[Information given]
================

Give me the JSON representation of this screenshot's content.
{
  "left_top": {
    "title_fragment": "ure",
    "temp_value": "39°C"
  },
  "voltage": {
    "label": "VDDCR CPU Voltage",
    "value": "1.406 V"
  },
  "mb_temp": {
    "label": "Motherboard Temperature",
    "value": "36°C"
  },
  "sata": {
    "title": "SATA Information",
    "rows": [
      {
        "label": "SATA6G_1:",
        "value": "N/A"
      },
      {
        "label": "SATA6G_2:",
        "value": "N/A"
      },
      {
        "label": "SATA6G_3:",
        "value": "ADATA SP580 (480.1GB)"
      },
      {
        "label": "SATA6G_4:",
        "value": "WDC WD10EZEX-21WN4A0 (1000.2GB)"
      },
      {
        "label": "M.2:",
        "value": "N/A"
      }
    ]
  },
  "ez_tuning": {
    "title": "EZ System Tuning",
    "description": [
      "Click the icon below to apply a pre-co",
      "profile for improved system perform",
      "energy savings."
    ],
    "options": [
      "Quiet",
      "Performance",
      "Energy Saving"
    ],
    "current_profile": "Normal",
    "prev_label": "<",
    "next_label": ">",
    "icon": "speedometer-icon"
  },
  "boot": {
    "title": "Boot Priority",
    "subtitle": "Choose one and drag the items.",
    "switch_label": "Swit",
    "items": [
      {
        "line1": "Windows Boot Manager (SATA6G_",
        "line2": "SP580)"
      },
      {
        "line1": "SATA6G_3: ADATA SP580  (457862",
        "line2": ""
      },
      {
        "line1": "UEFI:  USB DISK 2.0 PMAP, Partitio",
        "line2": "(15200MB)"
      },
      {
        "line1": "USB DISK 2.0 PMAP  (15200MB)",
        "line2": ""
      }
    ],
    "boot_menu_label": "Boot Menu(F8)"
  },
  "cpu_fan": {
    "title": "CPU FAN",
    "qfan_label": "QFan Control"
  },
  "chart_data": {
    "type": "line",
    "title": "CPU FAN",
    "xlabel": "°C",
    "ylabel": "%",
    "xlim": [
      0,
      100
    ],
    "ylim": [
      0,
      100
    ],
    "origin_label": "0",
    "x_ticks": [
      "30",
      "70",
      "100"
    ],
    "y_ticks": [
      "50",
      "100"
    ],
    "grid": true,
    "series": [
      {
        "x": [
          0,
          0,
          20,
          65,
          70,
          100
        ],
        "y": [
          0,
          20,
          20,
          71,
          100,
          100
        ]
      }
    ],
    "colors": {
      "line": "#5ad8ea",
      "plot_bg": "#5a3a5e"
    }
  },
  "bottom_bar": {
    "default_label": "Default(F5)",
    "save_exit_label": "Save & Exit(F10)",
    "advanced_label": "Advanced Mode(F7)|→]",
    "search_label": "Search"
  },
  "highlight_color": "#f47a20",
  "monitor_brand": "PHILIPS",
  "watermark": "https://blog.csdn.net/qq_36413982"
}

================

[Set exercise]
Of the lines in this material, state how many hold the string "items". Write no other words.

[Result for this exercise]
2